[Records excerpted from a collection]
————
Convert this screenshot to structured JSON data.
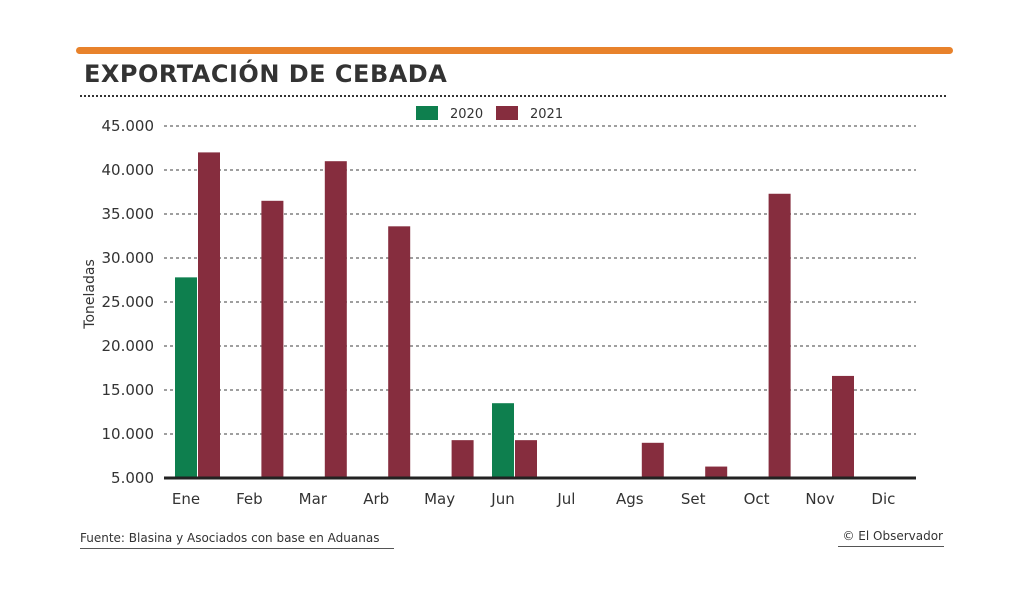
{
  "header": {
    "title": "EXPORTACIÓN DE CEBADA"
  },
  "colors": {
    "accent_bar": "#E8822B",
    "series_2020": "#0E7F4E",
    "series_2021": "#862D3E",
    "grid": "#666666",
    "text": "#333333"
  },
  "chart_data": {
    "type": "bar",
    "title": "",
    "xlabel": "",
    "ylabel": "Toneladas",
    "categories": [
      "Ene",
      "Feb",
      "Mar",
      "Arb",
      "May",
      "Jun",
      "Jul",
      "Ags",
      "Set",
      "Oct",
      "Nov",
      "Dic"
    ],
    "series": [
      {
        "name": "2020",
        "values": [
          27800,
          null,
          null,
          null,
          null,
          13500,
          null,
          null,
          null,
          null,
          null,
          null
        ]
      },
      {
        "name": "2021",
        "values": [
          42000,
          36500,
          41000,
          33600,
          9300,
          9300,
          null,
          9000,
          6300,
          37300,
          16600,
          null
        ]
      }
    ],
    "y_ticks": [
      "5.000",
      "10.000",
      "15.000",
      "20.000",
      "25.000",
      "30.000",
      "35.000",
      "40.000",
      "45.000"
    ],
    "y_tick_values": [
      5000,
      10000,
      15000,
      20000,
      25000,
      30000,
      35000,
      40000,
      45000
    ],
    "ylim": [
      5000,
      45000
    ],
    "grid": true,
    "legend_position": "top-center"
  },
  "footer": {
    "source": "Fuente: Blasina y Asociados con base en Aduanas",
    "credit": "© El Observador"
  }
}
————
Print every record above exactly as written, leaving out the pictures.

Convert this screenshot to structured JSON data.
{
  "header": {
    "title": "EXPORTACIÓN DE CEBADA"
  },
  "colors": {
    "accent_bar": "#E8822B",
    "series_2020": "#0E7F4E",
    "series_2021": "#862D3E",
    "grid": "#666666",
    "text": "#333333"
  },
  "chart_data": {
    "type": "bar",
    "title": "",
    "xlabel": "",
    "ylabel": "Toneladas",
    "categories": [
      "Ene",
      "Feb",
      "Mar",
      "Arb",
      "May",
      "Jun",
      "Jul",
      "Ags",
      "Set",
      "Oct",
      "Nov",
      "Dic"
    ],
    "series": [
      {
        "name": "2020",
        "values": [
          27800,
          null,
          null,
          null,
          null,
          13500,
          null,
          null,
          null,
          null,
          null,
          null
        ]
      },
      {
        "name": "2021",
        "values": [
          42000,
          36500,
          41000,
          33600,
          9300,
          9300,
          null,
          9000,
          6300,
          37300,
          16600,
          null
        ]
      }
    ],
    "y_ticks": [
      "5.000",
      "10.000",
      "15.000",
      "20.000",
      "25.000",
      "30.000",
      "35.000",
      "40.000",
      "45.000"
    ],
    "y_tick_values": [
      5000,
      10000,
      15000,
      20000,
      25000,
      30000,
      35000,
      40000,
      45000
    ],
    "ylim": [
      5000,
      45000
    ],
    "grid": true,
    "legend_position": "top-center"
  },
  "footer": {
    "source": "Fuente: Blasina y Asociados con base en Aduanas",
    "credit": "© El Observador"
  }
}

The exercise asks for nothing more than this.